## Begin Data records
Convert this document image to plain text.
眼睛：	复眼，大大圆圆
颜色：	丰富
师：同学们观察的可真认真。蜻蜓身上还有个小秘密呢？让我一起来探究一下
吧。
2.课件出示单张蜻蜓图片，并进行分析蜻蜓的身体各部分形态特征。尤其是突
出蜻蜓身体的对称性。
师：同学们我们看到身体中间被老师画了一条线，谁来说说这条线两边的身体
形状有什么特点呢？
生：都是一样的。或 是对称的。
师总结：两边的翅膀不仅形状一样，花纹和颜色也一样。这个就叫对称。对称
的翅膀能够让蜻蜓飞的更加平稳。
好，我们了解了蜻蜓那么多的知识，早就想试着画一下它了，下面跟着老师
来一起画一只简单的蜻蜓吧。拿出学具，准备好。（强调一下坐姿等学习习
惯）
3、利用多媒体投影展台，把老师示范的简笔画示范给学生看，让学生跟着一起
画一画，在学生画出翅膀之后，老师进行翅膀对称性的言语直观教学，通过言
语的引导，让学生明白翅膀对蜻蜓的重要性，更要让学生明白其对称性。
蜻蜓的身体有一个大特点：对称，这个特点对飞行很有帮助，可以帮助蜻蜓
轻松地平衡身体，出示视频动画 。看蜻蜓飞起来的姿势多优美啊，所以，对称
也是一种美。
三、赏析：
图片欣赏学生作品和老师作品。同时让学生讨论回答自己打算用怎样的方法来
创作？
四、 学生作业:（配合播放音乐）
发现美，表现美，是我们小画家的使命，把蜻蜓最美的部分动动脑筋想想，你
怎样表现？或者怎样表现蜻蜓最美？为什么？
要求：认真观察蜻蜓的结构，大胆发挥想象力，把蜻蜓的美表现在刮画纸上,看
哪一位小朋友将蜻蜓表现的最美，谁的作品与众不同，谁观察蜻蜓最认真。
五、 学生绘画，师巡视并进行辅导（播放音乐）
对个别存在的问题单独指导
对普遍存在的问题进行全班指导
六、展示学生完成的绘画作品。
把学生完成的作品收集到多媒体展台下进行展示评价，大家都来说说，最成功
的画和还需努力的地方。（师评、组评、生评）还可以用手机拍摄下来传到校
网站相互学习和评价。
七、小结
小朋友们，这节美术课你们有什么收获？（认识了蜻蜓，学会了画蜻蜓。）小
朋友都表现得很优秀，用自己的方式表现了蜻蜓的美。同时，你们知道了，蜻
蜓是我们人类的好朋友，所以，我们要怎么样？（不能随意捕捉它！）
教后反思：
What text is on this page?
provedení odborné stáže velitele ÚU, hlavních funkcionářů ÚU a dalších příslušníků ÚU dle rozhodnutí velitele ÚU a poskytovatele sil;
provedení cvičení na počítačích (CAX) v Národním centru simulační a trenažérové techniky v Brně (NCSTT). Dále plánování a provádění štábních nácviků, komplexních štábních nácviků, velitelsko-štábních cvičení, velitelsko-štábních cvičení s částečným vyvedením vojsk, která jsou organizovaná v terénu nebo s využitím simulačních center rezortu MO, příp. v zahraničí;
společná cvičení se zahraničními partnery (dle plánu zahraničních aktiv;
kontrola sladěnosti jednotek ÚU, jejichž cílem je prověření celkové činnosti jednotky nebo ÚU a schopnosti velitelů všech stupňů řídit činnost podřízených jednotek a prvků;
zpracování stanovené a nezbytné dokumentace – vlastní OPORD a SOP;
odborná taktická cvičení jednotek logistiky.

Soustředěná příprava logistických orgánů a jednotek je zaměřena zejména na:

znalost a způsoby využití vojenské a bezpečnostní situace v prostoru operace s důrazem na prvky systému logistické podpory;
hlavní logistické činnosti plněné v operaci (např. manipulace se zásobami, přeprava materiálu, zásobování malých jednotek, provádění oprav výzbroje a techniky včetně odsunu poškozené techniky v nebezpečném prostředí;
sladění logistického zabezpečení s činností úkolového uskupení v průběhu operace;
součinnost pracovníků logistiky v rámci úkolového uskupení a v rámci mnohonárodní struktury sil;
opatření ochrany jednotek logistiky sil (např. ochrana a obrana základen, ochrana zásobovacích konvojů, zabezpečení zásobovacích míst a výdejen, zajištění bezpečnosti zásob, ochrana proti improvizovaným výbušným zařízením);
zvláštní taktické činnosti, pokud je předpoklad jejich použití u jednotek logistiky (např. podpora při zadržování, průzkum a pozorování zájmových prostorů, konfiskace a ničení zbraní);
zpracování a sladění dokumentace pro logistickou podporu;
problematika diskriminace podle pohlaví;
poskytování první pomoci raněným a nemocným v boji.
## End Data records
=== Required work ===
Print the records above in full, exactly.

=== Solution for this exercise ===
Convert this document image to plain text.
眼睛：	复眼，大大圆圆
颜色：	丰富
师：同学们观察的可真认真。蜻蜓身上还有个小秘密呢？让我一起来探究一下
吧。
2.课件出示单张蜻蜓图片，并进行分析蜻蜓的身体各部分形态特征。尤其是突
出蜻蜓身体的对称性。
师：同学们我们看到身体中间被老师画了一条线，谁来说说这条线两边的身体
形状有什么特点呢？
生：都是一样的。或 是对称的。
师总结：两边的翅膀不仅形状一样，花纹和颜色也一样。这个就叫对称。对称
的翅膀能够让蜻蜓飞的更加平稳。
好，我们了解了蜻蜓那么多的知识，早就想试着画一下它了，下面跟着老师
来一起画一只简单的蜻蜓吧。拿出学具，准备好。（强调一下坐姿等学习习
惯）
3、利用多媒体投影展台，把老师示范的简笔画示范给学生看，让学生跟着一起
画一画，在学生画出翅膀之后，老师进行翅膀对称性的言语直观教学，通过言
语的引导，让学生明白翅膀对蜻蜓的重要性，更要让学生明白其对称性。
蜻蜓的身体有一个大特点：对称，这个特点对飞行很有帮助，可以帮助蜻蜓
轻松地平衡身体，出示视频动画 。看蜻蜓飞起来的姿势多优美啊，所以，对称
也是一种美。
三、赏析：
图片欣赏学生作品和老师作品。同时让学生讨论回答自己打算用怎样的方法来
创作？
四、 学生作业:（配合播放音乐）
发现美，表现美，是我们小画家的使命，把蜻蜓最美的部分动动脑筋想想，你
怎样表现？或者怎样表现蜻蜓最美？为什么？
要求：认真观察蜻蜓的结构，大胆发挥想象力，把蜻蜓的美表现在刮画纸上,看
哪一位小朋友将蜻蜓表现的最美，谁的作品与众不同，谁观察蜻蜓最认真。
五、 学生绘画，师巡视并进行辅导（播放音乐）
对个别存在的问题单独指导
对普遍存在的问题进行全班指导
六、展示学生完成的绘画作品。
把学生完成的作品收集到多媒体展台下进行展示评价，大家都来说说，最成功
的画和还需努力的地方。（师评、组评、生评）还可以用手机拍摄下来传到校
网站相互学习和评价。
七、小结
小朋友们，这节美术课你们有什么收获？（认识了蜻蜓，学会了画蜻蜓。）小
朋友都表现得很优秀，用自己的方式表现了蜻蜓的美。同时，你们知道了，蜻
蜓是我们人类的好朋友，所以，我们要怎么样？（不能随意捕捉它！）
教后反思：
What text is on this page?
provedení odborné stáže velitele ÚU, hlavních funkcionářů ÚU a dalších příslušníků ÚU dle rozhodnutí velitele ÚU a poskytovatele sil;
provedení cvičení na počítačích (CAX) v Národním centru simulační a trenažérové techniky v Brně (NCSTT). Dále plánování a provádění štábních nácviků, komplexních štábních nácviků, velitelsko-štábních cvičení, velitelsko-štábních cvičení s částečným vyvedením vojsk, která jsou organizovaná v terénu nebo s využitím simulačních center rezortu MO, příp. v zahraničí;
společná cvičení se zahraničními partnery (dle plánu zahraničních aktiv;
kontrola sladěnosti jednotek ÚU, jejichž cílem je prověření celkové činnosti jednotky nebo ÚU a schopnosti velitelů všech stupňů řídit činnost podřízených jednotek a prvků;
zpracování stanovené a nezbytné dokumentace – vlastní OPORD a SOP;
odborná taktická cvičení jednotek logistiky.

Soustředěná příprava logistických orgánů a jednotek je zaměřena zejména na:

znalost a způsoby využití vojenské a bezpečnostní situace v prostoru operace s důrazem na prvky systému logistické podpory;
hlavní logistické činnosti plněné v operaci (např. manipulace se zásobami, přeprava materiálu, zásobování malých jednotek, provádění oprav výzbroje a techniky včetně odsunu poškozené techniky v nebezpečném prostředí;
sladění logistického zabezpečení s činností úkolového uskupení v průběhu operace;
součinnost pracovníků logistiky v rámci úkolového uskupení a v rámci mnohonárodní struktury sil;
opatření ochrany jednotek logistiky sil (např. ochrana a obrana základen, ochrana zásobovacích konvojů, zabezpečení zásobovacích míst a výdejen, zajištění bezpečnosti zásob, ochrana proti improvizovaným výbušným zařízením);
zvláštní taktické činnosti, pokud je předpoklad jejich použití u jednotek logistiky (např. podpora při zadržování, průzkum a pozorování zájmových prostorů, konfiskace a ničení zbraní);
zpracování a sladění dokumentace pro logistickou podporu;
problematika diskriminace podle pohlaví;
poskytování první pomoci raněným a nemocným v boji.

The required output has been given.